## Excerpted data
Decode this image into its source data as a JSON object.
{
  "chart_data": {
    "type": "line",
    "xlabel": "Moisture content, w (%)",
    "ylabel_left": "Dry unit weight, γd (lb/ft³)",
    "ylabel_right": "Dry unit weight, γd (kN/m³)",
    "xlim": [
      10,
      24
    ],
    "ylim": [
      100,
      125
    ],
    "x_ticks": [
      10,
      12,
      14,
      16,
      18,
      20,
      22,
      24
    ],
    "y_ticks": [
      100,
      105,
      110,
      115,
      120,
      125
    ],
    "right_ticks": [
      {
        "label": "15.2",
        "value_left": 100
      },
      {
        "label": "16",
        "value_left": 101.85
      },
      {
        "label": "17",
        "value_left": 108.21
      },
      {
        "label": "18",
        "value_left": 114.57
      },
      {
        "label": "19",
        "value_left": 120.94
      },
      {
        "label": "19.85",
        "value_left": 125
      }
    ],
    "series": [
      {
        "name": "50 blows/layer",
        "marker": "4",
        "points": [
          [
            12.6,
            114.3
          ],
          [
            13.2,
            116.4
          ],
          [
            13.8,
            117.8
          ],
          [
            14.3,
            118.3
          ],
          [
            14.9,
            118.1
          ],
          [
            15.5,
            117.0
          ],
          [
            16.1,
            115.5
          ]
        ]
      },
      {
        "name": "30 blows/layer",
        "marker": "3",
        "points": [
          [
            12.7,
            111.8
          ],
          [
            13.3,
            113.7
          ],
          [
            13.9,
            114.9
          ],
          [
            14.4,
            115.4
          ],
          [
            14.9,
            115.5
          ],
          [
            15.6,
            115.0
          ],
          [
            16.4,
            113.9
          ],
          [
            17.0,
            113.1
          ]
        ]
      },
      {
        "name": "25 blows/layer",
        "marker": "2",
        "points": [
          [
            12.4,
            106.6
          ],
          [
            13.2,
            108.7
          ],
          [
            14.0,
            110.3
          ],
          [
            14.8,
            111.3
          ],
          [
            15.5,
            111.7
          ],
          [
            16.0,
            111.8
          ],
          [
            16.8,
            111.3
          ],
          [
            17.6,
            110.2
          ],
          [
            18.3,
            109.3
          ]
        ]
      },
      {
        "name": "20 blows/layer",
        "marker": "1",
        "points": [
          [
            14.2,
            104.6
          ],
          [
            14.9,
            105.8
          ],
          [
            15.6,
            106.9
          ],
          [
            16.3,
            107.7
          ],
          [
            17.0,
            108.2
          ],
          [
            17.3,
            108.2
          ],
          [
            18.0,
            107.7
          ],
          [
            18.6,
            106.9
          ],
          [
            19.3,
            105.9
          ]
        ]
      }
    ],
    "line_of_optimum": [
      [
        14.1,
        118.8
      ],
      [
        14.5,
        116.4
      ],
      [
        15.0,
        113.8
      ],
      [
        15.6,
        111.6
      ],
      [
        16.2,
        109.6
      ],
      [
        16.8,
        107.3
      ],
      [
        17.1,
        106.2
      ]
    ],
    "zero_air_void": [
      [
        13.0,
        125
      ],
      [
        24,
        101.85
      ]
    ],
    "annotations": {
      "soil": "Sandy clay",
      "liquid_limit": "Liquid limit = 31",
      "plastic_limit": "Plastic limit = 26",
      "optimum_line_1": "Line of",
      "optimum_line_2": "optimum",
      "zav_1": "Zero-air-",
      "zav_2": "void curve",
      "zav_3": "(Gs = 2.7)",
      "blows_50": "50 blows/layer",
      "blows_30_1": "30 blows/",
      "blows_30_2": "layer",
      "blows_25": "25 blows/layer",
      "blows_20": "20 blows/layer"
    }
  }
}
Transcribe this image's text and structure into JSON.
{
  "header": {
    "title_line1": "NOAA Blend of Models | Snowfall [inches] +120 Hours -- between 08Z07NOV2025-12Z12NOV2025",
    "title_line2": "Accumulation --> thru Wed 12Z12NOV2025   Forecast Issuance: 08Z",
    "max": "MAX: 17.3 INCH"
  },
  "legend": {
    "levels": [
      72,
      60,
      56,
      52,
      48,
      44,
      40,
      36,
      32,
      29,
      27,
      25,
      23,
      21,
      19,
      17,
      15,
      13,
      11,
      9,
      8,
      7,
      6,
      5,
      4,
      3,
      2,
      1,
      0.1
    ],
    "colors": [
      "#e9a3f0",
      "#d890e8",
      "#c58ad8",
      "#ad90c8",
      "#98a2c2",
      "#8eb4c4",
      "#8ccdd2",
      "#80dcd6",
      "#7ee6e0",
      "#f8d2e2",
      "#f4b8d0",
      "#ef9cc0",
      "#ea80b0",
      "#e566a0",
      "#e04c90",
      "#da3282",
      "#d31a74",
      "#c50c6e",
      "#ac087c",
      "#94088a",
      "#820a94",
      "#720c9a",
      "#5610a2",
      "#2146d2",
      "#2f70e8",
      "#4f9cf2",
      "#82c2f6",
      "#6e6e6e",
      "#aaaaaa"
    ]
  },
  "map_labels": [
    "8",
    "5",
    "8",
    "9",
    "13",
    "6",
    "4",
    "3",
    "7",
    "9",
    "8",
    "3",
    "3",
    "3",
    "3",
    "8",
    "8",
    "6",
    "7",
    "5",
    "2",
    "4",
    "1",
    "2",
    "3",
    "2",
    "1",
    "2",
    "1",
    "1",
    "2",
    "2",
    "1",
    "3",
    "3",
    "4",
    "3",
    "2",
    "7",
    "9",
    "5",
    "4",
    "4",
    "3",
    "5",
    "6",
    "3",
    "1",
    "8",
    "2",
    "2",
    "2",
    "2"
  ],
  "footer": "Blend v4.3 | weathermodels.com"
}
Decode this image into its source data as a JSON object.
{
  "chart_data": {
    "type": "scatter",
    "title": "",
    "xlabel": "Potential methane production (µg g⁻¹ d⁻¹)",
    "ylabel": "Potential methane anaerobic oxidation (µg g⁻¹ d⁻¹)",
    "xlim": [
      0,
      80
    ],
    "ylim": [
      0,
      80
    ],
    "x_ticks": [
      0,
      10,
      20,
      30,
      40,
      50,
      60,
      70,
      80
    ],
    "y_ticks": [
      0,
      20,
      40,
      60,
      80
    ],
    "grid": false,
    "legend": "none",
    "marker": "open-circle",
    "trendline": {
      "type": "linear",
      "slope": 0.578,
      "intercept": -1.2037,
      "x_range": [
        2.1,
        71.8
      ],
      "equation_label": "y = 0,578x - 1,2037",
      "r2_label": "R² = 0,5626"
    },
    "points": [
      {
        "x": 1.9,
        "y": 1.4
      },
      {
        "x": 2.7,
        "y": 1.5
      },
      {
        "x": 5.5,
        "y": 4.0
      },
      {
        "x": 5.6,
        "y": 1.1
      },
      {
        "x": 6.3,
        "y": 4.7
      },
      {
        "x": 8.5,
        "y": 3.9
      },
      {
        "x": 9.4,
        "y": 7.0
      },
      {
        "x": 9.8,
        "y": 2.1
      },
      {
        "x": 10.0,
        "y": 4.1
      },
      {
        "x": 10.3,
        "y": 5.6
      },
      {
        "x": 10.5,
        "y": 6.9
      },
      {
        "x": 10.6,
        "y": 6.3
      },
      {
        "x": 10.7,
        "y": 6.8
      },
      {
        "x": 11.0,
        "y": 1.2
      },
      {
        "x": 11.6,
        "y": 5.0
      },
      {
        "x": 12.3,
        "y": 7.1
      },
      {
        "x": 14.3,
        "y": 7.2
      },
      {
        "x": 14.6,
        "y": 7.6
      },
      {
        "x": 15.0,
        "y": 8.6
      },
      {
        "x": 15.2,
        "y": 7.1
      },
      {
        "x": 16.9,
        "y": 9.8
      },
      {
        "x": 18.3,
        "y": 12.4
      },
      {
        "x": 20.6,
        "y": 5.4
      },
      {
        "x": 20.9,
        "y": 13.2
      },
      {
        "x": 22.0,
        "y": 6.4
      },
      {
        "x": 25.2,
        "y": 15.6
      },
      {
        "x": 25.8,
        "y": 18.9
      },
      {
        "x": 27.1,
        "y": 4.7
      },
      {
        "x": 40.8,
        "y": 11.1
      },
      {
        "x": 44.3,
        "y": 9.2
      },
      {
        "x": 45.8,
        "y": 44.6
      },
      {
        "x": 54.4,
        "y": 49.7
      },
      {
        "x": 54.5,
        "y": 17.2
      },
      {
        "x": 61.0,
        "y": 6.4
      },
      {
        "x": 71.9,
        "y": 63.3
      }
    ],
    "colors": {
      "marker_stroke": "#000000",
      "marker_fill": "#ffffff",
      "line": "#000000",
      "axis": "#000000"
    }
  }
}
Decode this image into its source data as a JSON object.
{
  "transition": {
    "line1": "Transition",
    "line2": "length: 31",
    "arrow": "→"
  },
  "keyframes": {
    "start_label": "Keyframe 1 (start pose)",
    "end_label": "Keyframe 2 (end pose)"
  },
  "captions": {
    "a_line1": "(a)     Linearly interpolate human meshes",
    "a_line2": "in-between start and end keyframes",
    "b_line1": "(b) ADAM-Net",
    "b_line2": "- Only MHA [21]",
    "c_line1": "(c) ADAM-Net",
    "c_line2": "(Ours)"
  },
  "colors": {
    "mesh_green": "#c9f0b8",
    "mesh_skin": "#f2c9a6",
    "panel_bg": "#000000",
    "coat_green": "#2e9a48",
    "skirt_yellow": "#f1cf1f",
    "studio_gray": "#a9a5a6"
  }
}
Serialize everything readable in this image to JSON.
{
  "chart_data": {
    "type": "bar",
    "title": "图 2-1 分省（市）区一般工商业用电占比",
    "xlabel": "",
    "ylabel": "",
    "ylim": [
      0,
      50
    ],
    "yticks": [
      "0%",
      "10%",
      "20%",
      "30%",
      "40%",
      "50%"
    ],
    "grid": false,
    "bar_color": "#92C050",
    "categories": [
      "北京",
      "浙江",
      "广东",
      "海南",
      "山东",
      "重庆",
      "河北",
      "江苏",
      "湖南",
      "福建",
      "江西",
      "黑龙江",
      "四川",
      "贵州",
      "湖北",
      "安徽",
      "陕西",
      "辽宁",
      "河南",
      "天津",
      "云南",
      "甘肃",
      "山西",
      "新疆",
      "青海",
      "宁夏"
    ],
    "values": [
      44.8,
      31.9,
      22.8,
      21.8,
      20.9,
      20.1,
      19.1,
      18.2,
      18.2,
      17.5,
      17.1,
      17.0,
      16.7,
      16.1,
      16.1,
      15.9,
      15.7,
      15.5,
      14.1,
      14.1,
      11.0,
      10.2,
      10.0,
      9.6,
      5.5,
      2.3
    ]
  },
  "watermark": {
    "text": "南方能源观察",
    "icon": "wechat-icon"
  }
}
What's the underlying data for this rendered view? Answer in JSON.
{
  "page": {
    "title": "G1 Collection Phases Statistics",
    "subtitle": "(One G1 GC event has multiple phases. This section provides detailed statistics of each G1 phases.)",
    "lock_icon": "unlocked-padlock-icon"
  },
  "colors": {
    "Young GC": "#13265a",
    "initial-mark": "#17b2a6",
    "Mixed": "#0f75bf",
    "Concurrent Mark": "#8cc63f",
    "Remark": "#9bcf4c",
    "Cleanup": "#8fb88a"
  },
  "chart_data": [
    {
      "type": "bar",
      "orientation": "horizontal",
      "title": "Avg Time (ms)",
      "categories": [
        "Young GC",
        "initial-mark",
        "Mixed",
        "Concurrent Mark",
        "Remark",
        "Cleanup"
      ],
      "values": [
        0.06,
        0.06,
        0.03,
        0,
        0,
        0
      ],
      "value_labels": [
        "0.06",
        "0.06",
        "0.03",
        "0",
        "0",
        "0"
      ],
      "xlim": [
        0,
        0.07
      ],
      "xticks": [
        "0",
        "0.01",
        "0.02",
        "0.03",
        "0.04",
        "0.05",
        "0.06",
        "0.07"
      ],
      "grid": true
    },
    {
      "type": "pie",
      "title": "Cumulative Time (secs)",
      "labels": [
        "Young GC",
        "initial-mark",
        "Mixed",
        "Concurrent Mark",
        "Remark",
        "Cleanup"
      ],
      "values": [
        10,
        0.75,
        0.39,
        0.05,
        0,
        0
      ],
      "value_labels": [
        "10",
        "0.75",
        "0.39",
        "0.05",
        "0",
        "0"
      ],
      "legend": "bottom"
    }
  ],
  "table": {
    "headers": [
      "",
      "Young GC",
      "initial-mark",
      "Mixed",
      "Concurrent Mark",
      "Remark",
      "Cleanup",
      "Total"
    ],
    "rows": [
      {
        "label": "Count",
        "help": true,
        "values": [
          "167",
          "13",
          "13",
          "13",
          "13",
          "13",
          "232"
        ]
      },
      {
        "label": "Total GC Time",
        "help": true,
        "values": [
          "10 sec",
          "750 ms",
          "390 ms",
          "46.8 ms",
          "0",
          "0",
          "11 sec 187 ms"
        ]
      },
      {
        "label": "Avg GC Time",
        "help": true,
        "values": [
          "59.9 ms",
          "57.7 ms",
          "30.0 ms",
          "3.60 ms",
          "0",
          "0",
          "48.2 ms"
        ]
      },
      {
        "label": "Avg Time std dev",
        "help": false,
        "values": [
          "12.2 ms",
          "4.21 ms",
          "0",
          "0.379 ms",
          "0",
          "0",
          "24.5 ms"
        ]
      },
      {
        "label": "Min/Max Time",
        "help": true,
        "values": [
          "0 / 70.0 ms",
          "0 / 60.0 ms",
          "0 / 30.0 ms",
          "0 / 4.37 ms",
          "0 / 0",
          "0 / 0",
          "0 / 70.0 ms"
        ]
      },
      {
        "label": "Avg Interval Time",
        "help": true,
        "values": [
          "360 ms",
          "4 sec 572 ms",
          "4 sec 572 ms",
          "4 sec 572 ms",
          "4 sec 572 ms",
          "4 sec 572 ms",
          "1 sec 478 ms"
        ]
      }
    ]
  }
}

## Stated problem
List each line of the entries that holds the string "type".

## Correct result
    "type": "line",
    "type": "scatter",
      "type": "linear",
    "type": "bar",
      "type": "bar",
      "type": "pie",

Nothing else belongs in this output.